Request
Copy every line from the data below in which the string "JSON" can be found.

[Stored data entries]
___

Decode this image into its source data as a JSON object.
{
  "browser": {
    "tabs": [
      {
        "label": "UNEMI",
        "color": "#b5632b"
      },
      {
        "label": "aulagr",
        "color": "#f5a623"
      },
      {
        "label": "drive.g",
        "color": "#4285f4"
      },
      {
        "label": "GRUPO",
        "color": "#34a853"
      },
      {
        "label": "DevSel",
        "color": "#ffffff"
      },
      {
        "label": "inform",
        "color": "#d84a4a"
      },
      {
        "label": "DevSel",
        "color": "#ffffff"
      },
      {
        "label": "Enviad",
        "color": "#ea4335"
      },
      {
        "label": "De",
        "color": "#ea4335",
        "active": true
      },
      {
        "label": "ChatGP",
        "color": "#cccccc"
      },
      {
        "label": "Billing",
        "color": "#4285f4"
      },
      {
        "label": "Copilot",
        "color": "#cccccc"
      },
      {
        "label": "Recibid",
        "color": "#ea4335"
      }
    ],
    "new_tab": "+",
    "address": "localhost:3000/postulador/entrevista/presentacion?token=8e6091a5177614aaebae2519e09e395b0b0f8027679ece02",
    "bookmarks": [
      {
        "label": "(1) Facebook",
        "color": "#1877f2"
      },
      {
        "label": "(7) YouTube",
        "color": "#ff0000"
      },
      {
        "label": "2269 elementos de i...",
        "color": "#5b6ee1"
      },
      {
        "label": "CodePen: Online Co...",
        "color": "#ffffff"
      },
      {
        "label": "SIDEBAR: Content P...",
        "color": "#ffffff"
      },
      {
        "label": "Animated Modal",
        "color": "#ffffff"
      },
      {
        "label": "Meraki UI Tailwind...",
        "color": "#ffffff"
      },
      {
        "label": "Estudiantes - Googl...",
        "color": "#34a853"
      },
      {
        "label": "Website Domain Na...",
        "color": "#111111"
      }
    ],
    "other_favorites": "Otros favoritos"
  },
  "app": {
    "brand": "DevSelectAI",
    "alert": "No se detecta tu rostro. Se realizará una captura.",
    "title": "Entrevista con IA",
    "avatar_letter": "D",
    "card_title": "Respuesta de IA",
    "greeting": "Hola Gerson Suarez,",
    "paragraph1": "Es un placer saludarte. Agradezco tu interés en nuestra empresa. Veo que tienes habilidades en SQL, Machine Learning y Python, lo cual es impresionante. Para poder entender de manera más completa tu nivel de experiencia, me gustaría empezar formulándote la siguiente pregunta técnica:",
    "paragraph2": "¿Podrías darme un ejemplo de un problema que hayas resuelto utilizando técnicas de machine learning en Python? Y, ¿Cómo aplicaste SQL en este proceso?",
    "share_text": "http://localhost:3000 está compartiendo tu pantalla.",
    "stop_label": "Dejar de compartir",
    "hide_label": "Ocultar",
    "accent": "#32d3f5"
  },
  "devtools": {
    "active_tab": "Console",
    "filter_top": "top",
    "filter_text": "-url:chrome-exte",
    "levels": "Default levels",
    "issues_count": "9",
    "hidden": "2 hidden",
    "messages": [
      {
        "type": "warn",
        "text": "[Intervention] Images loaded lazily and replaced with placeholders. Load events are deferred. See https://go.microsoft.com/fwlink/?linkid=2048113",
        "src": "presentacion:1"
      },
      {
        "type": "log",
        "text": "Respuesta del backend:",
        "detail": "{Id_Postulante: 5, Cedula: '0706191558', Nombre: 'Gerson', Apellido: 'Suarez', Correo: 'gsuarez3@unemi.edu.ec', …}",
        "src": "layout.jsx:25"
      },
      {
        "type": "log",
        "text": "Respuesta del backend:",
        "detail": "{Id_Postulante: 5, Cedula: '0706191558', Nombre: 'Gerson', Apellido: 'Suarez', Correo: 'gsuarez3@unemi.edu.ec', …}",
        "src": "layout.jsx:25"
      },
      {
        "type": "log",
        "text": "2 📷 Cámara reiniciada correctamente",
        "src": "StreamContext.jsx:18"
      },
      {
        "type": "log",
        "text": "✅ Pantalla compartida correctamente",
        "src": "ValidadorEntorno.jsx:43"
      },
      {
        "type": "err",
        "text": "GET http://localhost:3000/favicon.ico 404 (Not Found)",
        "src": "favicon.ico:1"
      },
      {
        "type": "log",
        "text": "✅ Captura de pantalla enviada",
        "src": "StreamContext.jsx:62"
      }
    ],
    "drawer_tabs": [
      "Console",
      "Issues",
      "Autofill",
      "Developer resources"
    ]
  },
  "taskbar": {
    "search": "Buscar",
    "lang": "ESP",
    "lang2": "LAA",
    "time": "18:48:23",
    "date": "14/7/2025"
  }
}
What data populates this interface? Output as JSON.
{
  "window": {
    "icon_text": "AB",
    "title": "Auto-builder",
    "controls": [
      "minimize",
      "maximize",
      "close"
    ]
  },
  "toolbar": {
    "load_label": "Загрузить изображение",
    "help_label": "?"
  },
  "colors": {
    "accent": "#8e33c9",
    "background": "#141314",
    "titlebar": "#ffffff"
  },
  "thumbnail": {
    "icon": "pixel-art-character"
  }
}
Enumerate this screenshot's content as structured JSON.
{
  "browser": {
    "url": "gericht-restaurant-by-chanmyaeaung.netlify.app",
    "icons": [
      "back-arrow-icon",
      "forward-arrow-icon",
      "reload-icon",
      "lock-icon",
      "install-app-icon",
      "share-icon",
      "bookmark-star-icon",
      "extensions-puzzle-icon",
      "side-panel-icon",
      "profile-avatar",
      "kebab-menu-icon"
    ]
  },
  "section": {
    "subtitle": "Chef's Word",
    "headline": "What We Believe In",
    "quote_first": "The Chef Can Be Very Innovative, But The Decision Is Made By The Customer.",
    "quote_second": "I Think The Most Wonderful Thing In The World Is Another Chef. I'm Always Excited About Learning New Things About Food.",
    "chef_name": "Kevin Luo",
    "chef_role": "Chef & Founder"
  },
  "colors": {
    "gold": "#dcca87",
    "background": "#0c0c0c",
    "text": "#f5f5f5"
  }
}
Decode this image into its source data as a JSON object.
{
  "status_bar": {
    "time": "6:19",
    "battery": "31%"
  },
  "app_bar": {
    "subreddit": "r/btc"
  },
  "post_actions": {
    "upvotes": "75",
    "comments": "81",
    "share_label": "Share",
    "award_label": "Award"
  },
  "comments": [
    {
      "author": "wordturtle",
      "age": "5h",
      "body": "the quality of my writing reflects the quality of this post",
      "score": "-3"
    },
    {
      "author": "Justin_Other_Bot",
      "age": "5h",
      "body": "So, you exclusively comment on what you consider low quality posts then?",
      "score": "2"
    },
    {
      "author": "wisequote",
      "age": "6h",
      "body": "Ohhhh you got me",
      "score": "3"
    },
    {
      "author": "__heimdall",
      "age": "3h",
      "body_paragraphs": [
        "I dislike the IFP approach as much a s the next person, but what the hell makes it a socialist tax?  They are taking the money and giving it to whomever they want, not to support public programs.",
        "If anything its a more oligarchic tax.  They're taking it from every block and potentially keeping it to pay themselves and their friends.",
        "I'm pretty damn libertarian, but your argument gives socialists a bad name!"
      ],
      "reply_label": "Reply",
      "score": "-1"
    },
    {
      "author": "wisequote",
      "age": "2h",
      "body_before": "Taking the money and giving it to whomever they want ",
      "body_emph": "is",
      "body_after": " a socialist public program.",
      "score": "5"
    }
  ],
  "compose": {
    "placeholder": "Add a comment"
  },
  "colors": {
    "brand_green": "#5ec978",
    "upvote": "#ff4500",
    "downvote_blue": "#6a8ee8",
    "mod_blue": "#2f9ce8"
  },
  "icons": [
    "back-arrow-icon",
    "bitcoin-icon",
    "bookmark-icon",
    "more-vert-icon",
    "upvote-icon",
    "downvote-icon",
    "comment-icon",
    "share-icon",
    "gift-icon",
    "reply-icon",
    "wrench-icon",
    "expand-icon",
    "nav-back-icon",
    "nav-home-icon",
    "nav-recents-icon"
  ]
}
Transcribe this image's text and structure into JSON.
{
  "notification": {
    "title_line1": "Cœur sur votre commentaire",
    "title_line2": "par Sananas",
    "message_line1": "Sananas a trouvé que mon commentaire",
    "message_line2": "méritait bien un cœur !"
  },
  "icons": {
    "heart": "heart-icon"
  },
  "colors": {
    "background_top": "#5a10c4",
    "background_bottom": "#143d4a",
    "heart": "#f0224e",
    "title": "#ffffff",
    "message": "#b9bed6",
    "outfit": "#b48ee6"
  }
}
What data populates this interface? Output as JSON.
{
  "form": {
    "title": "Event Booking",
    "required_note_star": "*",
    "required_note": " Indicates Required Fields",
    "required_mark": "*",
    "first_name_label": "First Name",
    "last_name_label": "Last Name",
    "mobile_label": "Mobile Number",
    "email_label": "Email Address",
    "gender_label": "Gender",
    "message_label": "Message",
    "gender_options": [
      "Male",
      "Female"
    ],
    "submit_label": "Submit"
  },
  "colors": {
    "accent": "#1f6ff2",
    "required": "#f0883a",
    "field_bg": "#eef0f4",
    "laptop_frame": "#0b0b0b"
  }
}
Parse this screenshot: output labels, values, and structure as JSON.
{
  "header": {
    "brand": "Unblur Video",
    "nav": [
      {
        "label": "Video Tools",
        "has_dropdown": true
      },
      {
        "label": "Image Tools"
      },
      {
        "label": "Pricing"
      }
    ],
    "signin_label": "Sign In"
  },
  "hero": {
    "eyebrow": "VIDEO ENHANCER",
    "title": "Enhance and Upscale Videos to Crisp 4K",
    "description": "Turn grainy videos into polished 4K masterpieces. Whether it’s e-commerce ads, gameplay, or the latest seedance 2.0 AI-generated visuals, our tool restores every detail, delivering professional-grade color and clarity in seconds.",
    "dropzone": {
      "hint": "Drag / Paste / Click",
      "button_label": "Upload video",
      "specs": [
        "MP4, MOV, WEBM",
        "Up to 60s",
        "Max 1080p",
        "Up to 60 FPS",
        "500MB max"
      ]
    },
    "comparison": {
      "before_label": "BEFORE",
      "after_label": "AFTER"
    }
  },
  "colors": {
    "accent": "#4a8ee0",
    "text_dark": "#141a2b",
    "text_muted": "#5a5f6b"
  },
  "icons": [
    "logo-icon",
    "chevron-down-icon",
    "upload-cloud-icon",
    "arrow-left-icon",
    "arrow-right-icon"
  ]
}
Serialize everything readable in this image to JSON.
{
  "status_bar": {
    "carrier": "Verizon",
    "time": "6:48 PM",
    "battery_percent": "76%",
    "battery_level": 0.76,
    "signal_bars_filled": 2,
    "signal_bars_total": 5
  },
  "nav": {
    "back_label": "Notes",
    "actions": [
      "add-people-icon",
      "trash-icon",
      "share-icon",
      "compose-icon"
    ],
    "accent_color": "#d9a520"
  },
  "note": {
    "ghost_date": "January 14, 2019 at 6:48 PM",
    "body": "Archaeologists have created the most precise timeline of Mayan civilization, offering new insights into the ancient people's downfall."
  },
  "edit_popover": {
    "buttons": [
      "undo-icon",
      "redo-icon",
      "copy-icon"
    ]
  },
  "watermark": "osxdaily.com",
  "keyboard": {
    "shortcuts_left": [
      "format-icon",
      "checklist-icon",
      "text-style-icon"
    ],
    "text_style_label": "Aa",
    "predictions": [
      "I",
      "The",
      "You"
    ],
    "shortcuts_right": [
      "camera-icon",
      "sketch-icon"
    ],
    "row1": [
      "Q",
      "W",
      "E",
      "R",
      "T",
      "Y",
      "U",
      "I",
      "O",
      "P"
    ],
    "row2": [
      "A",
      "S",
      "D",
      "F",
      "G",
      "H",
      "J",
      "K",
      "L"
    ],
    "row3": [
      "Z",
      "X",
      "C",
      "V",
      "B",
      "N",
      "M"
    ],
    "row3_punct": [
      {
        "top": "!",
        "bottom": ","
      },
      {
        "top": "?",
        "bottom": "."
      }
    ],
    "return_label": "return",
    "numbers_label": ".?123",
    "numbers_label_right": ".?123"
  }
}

___

Exercise output
Decode this image into its source data as a JSON object.
What data populates this interface? Output as JSON.
Enumerate this screenshot's content as structured JSON.
Decode this image into its source data as a JSON object.
Transcribe this image's text and structure into JSON.
What data populates this interface? Output as JSON.
Parse this screenshot: output labels, values, and structure as JSON.
Serialize everything readable in this image to JSON.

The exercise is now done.